[Recorded data]
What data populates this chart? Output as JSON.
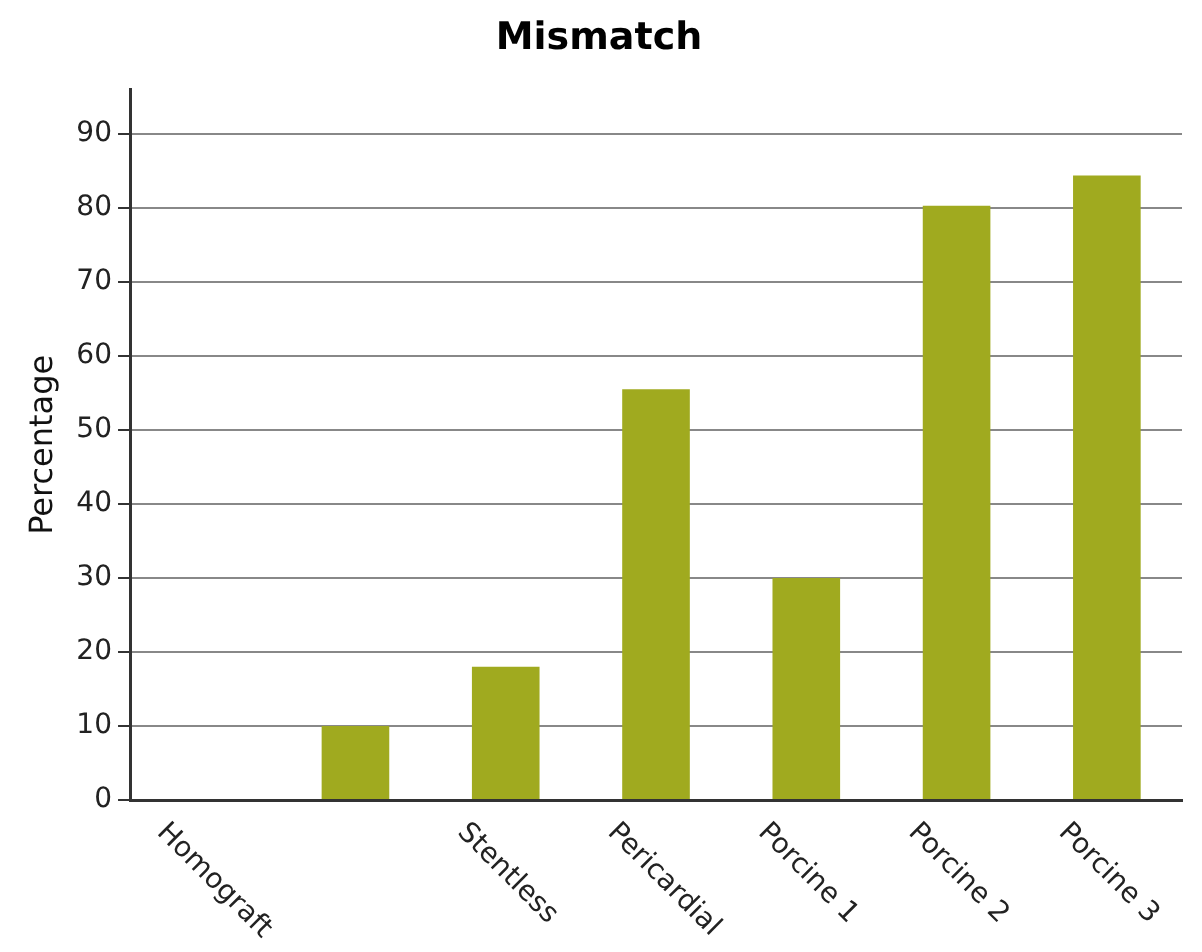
{
  "chart_data": {
    "type": "bar",
    "title": "Mismatch",
    "ylabel": "Percentage",
    "categories": [
      "Homograft",
      null,
      "Stentless",
      "Pericardial",
      "Porcine 1",
      "Porcine 2",
      "Porcine 3"
    ],
    "values": [
      0,
      10,
      18,
      55.5,
      30,
      80.3,
      84.4
    ],
    "color": "#a0aa1f",
    "ylim": [
      0,
      96
    ],
    "yticks": [
      0,
      10,
      20,
      30,
      40,
      50,
      60,
      70,
      80,
      90
    ],
    "grid": "y",
    "legend": false
  }
}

* **GIVEN INSTRUCTION**:
Without the pictures, write out all of the material exactly.

* **FINAL RESULT**:
What data populates this chart? Output as JSON.
{
  "chart_data": {
    "type": "bar",
    "title": "Mismatch",
    "ylabel": "Percentage",
    "categories": [
      "Homograft",
      null,
      "Stentless",
      "Pericardial",
      "Porcine 1",
      "Porcine 2",
      "Porcine 3"
    ],
    "values": [
      0,
      10,
      18,
      55.5,
      30,
      80.3,
      84.4
    ],
    "color": "#a0aa1f",
    "ylim": [
      0,
      96
    ],
    "yticks": [
      0,
      10,
      20,
      30,
      40,
      50,
      60,
      70,
      80,
      90
    ],
    "grid": "y",
    "legend": false
  }
}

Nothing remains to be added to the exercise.